Exercise task
Leave out the pictures and restate the rest of the data exactly.

Stored data:
☆ ☆ ☆ ☆ ☆

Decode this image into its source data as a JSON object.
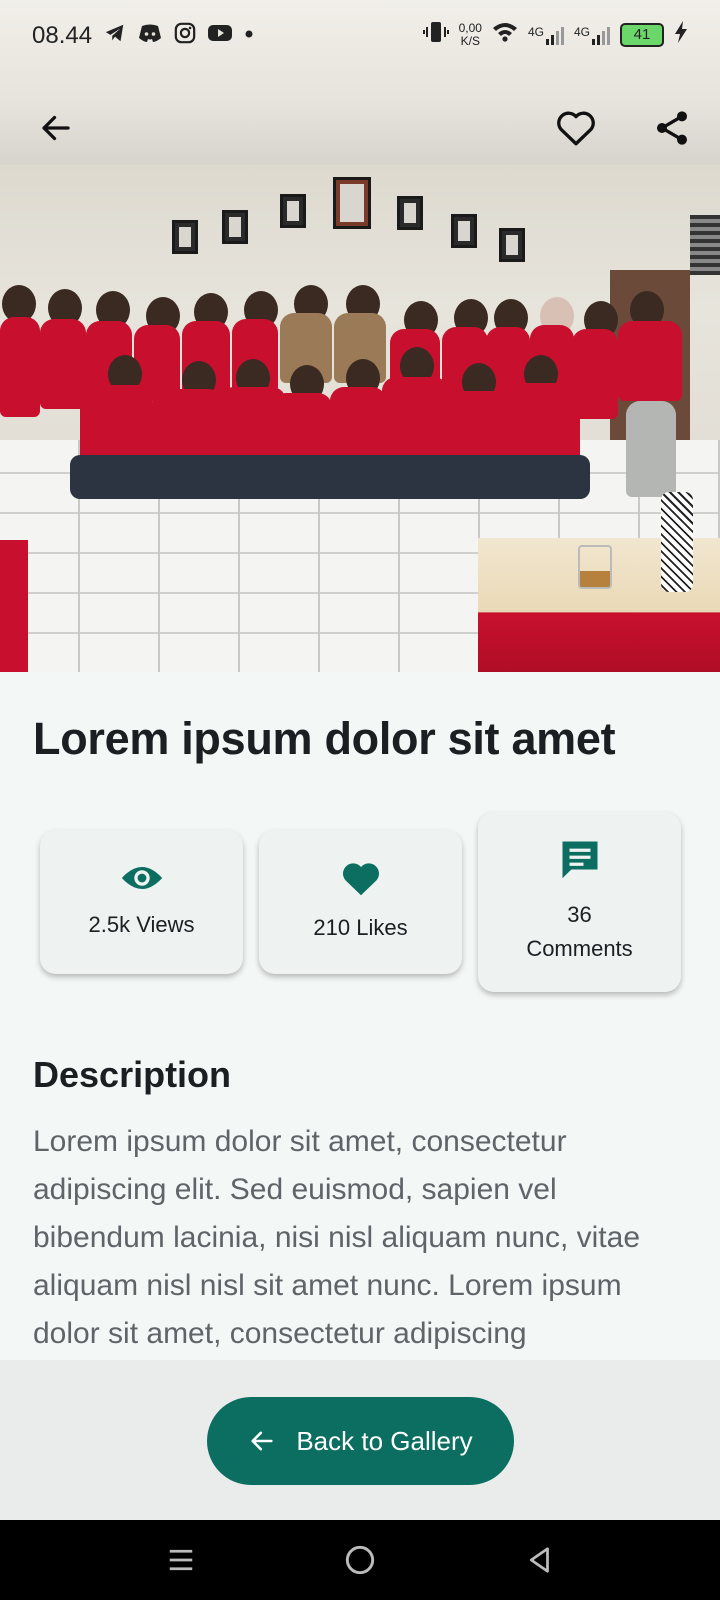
{
  "status_bar": {
    "time": "08.44",
    "left_icons": [
      "telegram-icon",
      "discord-icon",
      "instagram-icon",
      "youtube-icon",
      "dot-icon"
    ],
    "net_speed_value": "0,00",
    "net_speed_unit": "K/S",
    "network_1": "4G",
    "network_2": "4G",
    "battery": "41"
  },
  "header": {
    "back_icon": "arrow-left-icon",
    "favorite_icon": "heart-outline-icon",
    "share_icon": "share-icon"
  },
  "article": {
    "title": "Lorem ipsum dolor sit amet",
    "stats": {
      "views": "2.5k Views",
      "likes": "210 Likes",
      "comments_count": "36",
      "comments_label": "Comments"
    },
    "description_heading": "Description",
    "description": "Lorem ipsum dolor sit amet, consectetur adipiscing elit. Sed euismod, sapien vel bibendum lacinia, nisi nisl aliquam nunc, vitae aliquam nisl nisl sit amet nunc. Lorem ipsum dolor sit amet, consectetur adipiscing"
  },
  "footer": {
    "back_button_label": "Back to Gallery"
  },
  "colors": {
    "accent": "#0b6e61",
    "background": "#f3f7f6",
    "text_primary": "#1b1f22",
    "text_secondary": "#5f6468"
  }
}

☆ ☆ ☆ ☆ ☆

Complete response
Decode this image into its source data as a JSON object.
{
  "status_bar": {
    "time": "08.44",
    "left_icons": [
      "telegram-icon",
      "discord-icon",
      "instagram-icon",
      "youtube-icon",
      "dot-icon"
    ],
    "net_speed_value": "0,00",
    "net_speed_unit": "K/S",
    "network_1": "4G",
    "network_2": "4G",
    "battery": "41"
  },
  "header": {
    "back_icon": "arrow-left-icon",
    "favorite_icon": "heart-outline-icon",
    "share_icon": "share-icon"
  },
  "article": {
    "title": "Lorem ipsum dolor sit amet",
    "stats": {
      "views": "2.5k Views",
      "likes": "210 Likes",
      "comments_count": "36",
      "comments_label": "Comments"
    },
    "description_heading": "Description",
    "description": "Lorem ipsum dolor sit amet, consectetur adipiscing elit. Sed euismod, sapien vel bibendum lacinia, nisi nisl aliquam nunc, vitae aliquam nisl nisl sit amet nunc. Lorem ipsum dolor sit amet, consectetur adipiscing"
  },
  "footer": {
    "back_button_label": "Back to Gallery"
  },
  "colors": {
    "accent": "#0b6e61",
    "background": "#f3f7f6",
    "text_primary": "#1b1f22",
    "text_secondary": "#5f6468"
  }
}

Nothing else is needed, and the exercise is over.